YOUR OBJECTIVE: From the listing below, return each line that includes "this".

RAW DATA:
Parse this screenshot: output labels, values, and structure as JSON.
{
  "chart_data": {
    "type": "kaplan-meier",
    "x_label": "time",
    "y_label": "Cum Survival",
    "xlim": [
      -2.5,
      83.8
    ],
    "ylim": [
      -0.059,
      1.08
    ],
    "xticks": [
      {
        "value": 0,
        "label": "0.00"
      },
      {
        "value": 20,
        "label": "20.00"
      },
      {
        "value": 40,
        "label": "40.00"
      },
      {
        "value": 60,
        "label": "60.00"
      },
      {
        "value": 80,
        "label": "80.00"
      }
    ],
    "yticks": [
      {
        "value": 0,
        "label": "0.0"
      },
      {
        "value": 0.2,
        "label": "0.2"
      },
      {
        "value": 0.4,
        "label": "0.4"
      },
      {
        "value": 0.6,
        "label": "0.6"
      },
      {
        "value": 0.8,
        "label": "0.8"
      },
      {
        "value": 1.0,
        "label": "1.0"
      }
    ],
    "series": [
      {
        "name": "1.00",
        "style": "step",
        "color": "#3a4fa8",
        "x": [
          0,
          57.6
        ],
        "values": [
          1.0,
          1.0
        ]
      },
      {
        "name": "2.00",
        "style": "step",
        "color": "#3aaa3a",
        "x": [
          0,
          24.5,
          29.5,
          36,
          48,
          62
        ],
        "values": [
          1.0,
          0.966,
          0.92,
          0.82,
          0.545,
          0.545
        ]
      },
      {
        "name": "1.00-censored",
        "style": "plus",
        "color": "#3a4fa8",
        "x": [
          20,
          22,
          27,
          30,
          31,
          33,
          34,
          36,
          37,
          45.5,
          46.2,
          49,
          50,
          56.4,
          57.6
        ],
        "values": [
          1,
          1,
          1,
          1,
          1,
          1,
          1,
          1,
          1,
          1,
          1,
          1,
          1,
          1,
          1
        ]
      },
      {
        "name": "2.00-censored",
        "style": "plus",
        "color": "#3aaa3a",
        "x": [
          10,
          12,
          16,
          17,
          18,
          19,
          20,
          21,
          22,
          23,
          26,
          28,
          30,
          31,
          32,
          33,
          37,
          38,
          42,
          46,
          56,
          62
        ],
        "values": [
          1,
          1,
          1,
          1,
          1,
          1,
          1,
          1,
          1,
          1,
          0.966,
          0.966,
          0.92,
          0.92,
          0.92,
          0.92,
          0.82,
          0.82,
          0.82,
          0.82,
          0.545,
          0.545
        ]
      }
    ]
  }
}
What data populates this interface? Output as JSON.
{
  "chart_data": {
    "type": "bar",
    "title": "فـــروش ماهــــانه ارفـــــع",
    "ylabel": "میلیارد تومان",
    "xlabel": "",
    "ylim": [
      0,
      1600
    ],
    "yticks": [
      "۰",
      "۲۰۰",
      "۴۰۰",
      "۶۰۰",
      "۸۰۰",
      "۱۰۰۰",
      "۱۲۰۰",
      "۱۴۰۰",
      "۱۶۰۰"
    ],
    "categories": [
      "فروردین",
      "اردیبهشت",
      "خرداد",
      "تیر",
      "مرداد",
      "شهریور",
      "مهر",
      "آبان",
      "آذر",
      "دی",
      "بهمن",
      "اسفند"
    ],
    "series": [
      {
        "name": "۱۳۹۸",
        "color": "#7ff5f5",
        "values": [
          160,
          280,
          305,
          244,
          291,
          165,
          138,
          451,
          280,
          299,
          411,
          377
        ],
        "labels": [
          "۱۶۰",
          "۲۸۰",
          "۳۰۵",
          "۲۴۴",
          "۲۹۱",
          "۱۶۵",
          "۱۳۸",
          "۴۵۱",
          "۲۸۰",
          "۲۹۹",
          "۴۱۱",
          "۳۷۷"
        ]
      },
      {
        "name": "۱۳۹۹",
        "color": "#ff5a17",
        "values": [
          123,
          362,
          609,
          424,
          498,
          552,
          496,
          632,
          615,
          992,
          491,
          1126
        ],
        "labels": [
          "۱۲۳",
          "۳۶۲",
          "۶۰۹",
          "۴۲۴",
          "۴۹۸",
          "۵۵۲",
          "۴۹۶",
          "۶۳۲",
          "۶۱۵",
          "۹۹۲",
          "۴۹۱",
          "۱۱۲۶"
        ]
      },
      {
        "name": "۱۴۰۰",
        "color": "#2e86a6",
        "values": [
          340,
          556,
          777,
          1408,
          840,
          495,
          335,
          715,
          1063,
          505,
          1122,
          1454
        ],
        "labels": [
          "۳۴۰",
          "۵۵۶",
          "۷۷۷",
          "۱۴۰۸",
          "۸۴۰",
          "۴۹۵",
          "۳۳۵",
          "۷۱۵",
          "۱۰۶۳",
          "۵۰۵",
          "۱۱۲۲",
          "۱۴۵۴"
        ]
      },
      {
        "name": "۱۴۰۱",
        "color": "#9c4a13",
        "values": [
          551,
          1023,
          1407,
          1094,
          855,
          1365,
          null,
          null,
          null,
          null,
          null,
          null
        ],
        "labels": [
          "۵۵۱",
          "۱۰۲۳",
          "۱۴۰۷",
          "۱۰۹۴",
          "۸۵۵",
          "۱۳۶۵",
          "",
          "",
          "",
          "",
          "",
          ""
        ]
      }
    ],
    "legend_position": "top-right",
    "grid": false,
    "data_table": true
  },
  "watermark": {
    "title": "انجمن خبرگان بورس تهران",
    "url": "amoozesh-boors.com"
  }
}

RESPONSE:
Parse this screenshot: output labels, values, and structure as JSON.
What data populates this interface? Output as JSON.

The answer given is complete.